[Stored data]
========

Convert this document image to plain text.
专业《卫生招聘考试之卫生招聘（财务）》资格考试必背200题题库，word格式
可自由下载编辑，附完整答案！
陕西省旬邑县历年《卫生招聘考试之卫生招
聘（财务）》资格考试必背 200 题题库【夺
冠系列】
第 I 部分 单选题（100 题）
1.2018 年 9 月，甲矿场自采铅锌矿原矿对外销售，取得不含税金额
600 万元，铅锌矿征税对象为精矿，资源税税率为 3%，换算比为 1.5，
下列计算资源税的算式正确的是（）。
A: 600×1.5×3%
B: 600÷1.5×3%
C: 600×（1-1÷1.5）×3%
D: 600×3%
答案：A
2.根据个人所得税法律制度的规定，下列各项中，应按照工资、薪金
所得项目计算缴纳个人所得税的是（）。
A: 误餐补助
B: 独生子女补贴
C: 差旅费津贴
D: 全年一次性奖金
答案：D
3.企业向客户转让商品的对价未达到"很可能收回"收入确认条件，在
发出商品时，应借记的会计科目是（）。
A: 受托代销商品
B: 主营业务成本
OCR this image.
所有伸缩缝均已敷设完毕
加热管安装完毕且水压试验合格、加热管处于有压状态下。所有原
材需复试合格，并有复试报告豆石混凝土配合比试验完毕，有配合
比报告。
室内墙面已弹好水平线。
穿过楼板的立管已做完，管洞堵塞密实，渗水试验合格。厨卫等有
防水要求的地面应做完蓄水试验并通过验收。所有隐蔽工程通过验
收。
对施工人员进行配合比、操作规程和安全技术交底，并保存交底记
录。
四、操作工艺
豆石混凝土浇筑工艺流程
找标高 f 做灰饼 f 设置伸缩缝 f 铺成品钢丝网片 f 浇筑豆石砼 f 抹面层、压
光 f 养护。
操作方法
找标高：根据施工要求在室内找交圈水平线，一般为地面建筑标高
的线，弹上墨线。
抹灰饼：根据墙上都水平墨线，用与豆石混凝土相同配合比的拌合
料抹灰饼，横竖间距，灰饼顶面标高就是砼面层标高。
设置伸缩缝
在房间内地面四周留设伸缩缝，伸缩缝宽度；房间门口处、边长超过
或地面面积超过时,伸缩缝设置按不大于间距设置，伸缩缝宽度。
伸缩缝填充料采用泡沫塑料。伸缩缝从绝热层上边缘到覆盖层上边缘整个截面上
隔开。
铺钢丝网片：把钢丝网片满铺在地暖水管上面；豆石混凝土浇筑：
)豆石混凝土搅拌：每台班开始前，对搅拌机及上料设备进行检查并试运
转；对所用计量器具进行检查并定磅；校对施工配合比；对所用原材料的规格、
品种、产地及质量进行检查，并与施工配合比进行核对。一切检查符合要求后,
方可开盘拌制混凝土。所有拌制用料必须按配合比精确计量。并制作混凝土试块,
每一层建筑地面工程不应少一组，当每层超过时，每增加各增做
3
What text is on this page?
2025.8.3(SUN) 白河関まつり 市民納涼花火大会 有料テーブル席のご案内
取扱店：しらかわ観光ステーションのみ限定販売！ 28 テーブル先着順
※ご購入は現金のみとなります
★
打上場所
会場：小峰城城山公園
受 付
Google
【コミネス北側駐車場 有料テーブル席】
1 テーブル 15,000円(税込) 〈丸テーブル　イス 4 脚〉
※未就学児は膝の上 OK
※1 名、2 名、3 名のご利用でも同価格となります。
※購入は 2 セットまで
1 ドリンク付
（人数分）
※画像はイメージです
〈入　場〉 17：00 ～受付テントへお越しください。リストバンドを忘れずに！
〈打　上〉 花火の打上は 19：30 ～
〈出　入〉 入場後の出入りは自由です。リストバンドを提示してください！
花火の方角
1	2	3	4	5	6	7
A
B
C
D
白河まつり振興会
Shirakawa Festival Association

========

GIVEN REQUEST
Starting from the line containing "What text is on this page?" and ending with the final line of the data, reproduce each line exactly as it appears, including no other lines.

TASK ANSWER
What text is on this page?
2025.8.3(SUN) 白河関まつり 市民納涼花火大会 有料テーブル席のご案内
取扱店：しらかわ観光ステーションのみ限定販売！ 28 テーブル先着順
※ご購入は現金のみとなります
★
打上場所
会場：小峰城城山公園
受 付
Google
【コミネス北側駐車場 有料テーブル席】
1 テーブル 15,000円(税込) 〈丸テーブル　イス 4 脚〉
※未就学児は膝の上 OK
※1 名、2 名、3 名のご利用でも同価格となります。
※購入は 2 セットまで
1 ドリンク付
（人数分）
※画像はイメージです
〈入　場〉 17：00 ～受付テントへお越しください。リストバンドを忘れずに！
〈打　上〉 花火の打上は 19：30 ～
〈出　入〉 入場後の出入りは自由です。リストバンドを提示してください！
花火の方角
1	2	3	4	5	6	7
A
B
C
D
白河まつり振興会
Shirakawa Festival Association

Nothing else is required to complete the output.